Problem description:
Set the listing down again exactly, please, apart from its pictures.

Extracted records:
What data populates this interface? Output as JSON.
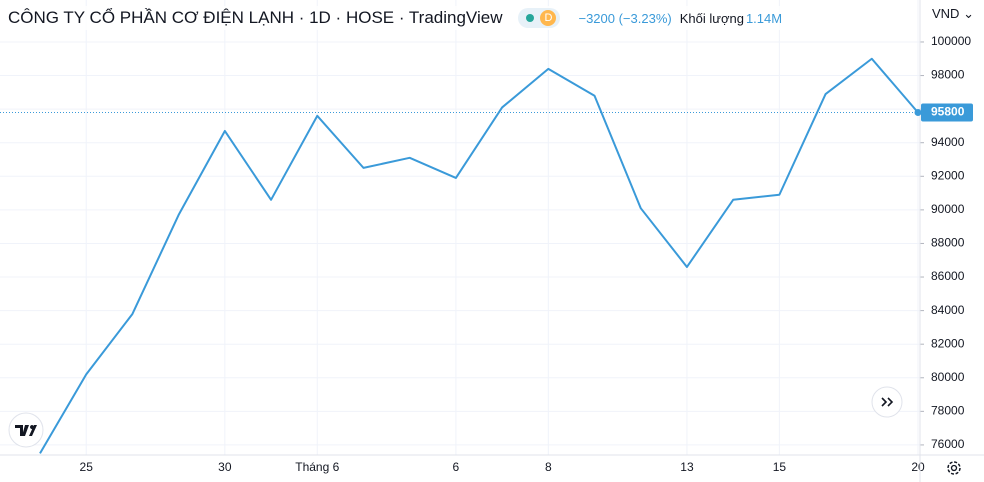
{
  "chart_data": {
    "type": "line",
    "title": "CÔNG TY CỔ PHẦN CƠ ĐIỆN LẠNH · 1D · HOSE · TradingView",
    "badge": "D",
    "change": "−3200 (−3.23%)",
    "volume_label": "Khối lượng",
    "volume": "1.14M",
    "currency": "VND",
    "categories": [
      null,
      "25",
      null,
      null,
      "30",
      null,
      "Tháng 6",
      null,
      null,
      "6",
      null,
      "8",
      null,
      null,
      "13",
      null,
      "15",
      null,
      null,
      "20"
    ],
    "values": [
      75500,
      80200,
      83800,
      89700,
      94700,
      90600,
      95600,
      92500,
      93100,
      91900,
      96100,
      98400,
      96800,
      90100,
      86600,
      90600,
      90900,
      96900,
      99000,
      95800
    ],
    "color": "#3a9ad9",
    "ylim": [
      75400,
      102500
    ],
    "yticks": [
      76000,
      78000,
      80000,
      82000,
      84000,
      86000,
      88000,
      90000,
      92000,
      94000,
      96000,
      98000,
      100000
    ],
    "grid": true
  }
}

Reply to the task:
What data populates this interface? Output as JSON.
{
  "chart_data": {
    "type": "line",
    "title": "CÔNG TY CỔ PHẦN CƠ ĐIỆN LẠNH · 1D · HOSE · TradingView",
    "badge": "D",
    "change": "−3200 (−3.23%)",
    "volume_label": "Khối lượng",
    "volume": "1.14M",
    "currency": "VND",
    "categories": [
      null,
      "25",
      null,
      null,
      "30",
      null,
      "Tháng 6",
      null,
      null,
      "6",
      null,
      "8",
      null,
      null,
      "13",
      null,
      "15",
      null,
      null,
      "20"
    ],
    "values": [
      75500,
      80200,
      83800,
      89700,
      94700,
      90600,
      95600,
      92500,
      93100,
      91900,
      96100,
      98400,
      96800,
      90100,
      86600,
      90600,
      90900,
      96900,
      99000,
      95800
    ],
    "color": "#3a9ad9",
    "ylim": [
      75400,
      102500
    ],
    "yticks": [
      76000,
      78000,
      80000,
      82000,
      84000,
      86000,
      88000,
      90000,
      92000,
      94000,
      96000,
      98000,
      100000
    ],
    "grid": true
  }
}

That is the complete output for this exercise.